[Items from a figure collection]

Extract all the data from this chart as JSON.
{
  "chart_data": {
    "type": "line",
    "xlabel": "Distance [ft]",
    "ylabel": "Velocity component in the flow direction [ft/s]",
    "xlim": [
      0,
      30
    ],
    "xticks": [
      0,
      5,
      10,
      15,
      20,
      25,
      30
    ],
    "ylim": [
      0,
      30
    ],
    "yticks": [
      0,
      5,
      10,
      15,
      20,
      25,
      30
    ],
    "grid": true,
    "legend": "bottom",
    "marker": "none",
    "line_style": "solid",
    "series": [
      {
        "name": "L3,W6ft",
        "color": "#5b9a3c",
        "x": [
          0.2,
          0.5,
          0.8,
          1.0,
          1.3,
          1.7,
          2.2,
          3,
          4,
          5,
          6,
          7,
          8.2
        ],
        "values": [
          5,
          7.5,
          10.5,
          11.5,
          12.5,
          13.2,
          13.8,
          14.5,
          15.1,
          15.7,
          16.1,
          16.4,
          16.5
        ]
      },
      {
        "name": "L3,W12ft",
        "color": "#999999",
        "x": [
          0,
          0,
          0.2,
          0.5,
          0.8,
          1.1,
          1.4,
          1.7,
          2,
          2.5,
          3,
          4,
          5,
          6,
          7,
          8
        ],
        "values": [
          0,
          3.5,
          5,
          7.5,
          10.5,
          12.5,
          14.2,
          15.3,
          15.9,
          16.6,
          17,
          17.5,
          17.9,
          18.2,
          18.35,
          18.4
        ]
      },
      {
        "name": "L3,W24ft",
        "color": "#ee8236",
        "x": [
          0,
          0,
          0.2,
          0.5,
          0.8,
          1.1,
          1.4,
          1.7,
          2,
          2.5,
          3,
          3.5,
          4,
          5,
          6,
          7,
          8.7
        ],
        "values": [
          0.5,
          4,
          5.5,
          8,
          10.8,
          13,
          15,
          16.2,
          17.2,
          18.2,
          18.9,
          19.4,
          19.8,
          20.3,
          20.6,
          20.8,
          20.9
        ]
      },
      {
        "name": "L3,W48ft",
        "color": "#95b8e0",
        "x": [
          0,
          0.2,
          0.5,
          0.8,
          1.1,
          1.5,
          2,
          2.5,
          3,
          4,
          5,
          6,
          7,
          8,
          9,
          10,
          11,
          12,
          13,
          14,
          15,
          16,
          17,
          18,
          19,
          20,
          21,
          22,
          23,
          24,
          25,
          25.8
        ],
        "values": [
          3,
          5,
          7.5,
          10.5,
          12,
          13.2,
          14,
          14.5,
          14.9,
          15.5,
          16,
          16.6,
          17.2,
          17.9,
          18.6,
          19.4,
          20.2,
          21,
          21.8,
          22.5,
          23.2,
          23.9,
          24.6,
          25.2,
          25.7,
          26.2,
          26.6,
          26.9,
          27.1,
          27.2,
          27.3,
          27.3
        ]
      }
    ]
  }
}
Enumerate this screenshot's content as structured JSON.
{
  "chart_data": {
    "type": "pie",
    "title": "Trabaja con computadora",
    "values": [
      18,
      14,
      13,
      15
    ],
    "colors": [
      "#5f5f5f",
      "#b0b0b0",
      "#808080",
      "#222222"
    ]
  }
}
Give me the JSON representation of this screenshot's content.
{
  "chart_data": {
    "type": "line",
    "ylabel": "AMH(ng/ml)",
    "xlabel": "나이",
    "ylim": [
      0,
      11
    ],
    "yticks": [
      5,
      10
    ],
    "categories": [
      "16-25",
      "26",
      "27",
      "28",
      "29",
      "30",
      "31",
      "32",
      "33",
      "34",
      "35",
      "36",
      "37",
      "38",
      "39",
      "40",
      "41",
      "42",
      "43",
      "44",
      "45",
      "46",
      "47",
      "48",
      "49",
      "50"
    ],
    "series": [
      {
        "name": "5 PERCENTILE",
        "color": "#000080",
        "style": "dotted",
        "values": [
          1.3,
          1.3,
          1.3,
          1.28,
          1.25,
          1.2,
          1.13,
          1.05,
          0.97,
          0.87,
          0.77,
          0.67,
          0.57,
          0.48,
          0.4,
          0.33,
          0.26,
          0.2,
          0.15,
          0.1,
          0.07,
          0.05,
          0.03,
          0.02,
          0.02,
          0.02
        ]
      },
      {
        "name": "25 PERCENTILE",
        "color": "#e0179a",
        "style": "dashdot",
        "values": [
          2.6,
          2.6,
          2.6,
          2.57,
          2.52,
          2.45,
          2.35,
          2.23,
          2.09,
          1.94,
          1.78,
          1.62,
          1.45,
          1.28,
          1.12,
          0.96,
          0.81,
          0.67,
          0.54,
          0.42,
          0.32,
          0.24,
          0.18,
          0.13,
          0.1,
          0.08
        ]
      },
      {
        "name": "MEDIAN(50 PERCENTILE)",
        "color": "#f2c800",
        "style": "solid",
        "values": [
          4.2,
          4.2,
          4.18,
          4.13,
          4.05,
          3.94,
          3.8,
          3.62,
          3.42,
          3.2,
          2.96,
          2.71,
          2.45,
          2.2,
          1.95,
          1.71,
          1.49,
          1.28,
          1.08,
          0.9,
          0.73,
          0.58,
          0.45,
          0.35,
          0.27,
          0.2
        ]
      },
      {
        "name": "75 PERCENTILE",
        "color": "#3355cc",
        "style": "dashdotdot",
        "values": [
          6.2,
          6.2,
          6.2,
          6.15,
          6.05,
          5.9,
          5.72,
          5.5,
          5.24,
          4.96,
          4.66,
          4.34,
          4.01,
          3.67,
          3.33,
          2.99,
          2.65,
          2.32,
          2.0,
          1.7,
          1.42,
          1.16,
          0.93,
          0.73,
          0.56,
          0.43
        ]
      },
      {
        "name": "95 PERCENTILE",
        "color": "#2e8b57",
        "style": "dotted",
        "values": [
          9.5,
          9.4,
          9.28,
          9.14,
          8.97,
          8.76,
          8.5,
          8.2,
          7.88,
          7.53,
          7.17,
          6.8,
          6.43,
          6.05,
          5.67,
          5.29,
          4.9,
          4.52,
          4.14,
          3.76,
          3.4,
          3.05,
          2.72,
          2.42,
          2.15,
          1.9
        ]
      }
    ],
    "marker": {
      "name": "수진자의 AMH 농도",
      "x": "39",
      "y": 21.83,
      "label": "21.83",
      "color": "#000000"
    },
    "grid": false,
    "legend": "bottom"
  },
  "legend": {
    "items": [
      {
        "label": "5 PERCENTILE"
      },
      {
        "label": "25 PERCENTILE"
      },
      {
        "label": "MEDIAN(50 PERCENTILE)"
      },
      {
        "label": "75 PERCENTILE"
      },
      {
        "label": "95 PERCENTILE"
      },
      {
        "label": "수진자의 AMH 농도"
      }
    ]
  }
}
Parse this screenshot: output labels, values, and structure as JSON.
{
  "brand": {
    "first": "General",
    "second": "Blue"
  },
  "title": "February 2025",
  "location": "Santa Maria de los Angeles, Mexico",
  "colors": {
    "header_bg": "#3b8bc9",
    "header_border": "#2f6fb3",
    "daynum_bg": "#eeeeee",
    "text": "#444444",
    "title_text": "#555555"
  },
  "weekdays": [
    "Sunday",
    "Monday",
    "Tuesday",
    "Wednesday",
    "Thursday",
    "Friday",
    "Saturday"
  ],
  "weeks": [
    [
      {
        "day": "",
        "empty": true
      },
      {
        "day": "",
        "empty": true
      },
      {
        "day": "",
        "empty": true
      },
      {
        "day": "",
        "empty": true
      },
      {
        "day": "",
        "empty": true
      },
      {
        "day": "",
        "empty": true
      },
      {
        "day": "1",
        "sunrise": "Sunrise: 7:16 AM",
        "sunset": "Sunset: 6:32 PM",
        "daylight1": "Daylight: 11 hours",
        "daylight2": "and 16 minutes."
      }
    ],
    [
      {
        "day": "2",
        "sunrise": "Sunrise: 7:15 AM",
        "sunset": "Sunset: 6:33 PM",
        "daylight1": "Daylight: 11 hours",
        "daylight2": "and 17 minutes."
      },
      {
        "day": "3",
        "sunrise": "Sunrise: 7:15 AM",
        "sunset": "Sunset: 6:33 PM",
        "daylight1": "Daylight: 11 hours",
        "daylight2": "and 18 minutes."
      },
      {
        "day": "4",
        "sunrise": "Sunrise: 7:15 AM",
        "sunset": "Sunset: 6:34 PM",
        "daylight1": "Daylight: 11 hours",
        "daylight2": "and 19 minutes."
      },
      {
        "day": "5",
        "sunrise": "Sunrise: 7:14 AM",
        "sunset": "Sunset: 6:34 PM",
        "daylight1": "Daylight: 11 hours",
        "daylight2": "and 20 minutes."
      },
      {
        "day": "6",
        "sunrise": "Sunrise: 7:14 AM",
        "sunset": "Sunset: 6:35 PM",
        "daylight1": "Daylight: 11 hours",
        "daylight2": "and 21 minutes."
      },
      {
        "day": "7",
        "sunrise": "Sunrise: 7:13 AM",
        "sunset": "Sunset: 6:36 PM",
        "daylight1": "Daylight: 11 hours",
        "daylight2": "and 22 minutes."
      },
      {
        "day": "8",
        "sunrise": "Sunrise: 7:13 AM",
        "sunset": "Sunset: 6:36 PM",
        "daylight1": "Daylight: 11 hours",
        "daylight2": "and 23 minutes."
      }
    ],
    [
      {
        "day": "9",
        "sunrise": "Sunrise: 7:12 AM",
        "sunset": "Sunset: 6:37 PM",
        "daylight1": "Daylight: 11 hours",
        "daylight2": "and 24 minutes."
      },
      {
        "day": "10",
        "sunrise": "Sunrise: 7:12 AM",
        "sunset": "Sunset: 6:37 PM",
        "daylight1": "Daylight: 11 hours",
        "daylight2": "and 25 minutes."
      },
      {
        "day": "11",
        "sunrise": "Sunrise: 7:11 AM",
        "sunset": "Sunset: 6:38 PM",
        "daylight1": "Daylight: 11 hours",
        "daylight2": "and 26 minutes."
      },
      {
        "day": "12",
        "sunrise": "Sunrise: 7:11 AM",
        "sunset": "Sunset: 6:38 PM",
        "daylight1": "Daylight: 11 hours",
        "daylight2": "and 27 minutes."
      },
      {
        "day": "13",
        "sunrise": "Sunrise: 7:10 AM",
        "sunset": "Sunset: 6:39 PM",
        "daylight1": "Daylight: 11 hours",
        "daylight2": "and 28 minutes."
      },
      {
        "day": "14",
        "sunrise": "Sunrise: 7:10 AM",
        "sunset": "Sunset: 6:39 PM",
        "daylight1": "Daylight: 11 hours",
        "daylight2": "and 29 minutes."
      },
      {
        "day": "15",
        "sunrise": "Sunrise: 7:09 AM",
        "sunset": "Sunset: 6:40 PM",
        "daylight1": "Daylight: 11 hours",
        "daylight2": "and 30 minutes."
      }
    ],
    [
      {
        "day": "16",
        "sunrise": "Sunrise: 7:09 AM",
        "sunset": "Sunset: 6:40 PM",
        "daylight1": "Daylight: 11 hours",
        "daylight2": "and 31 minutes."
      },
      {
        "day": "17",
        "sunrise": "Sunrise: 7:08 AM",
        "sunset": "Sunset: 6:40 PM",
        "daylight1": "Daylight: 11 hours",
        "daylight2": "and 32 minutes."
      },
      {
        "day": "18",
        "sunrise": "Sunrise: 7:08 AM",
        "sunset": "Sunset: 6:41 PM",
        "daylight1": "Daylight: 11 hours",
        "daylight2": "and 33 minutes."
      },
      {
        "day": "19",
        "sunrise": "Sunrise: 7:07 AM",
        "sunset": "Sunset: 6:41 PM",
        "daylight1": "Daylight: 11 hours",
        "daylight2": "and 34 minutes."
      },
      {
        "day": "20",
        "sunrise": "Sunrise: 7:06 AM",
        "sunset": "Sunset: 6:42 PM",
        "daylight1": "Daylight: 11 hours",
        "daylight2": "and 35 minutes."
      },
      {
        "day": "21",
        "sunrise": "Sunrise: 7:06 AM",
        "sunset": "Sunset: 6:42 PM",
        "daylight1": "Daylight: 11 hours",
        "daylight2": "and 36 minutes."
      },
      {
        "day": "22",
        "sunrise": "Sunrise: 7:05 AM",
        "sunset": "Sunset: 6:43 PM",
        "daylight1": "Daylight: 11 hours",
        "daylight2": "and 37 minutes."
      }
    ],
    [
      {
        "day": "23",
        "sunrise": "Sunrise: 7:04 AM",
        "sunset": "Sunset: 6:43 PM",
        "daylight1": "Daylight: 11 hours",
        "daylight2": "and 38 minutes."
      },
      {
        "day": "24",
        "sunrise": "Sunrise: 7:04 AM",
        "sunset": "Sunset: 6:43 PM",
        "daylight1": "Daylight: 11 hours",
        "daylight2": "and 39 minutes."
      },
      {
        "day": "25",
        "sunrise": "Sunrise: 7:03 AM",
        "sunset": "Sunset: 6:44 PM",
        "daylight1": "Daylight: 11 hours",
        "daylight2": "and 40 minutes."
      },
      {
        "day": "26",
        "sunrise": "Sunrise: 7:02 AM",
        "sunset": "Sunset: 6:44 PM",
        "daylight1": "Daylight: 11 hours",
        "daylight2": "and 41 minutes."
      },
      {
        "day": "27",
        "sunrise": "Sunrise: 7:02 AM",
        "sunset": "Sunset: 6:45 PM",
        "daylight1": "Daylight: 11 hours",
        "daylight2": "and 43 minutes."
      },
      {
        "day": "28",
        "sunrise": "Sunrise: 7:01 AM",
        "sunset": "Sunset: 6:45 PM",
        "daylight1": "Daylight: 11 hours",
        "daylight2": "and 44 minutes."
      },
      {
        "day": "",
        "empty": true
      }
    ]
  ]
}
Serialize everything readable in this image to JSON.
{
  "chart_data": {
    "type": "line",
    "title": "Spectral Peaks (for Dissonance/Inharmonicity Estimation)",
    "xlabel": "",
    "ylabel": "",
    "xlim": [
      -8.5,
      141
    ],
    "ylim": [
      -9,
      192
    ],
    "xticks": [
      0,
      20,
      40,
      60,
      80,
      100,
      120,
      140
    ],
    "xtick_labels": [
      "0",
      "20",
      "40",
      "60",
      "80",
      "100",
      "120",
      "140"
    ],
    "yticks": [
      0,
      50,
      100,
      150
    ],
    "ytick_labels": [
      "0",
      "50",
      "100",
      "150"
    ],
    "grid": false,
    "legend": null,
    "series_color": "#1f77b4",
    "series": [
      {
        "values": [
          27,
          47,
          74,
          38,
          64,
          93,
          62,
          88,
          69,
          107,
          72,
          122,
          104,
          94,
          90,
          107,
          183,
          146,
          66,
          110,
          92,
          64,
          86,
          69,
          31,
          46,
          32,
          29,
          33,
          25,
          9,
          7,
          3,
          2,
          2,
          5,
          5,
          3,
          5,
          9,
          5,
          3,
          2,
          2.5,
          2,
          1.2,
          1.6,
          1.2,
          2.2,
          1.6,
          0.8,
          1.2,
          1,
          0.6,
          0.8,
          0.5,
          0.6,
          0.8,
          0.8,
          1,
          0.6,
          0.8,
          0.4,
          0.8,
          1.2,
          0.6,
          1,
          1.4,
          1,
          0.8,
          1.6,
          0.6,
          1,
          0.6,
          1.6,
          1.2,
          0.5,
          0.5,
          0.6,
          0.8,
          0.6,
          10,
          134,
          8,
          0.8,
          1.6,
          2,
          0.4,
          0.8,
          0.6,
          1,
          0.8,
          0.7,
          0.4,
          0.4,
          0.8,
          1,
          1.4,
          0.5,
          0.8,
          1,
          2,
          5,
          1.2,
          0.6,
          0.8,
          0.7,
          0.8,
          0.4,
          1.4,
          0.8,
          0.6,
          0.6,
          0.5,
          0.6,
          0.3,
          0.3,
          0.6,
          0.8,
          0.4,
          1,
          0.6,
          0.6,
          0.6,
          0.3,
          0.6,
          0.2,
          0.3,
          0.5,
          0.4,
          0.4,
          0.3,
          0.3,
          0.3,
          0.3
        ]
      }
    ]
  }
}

**Exercise task**.
Scan the records above, count the lines with "content" in them, and give only the number.

**In response**.
2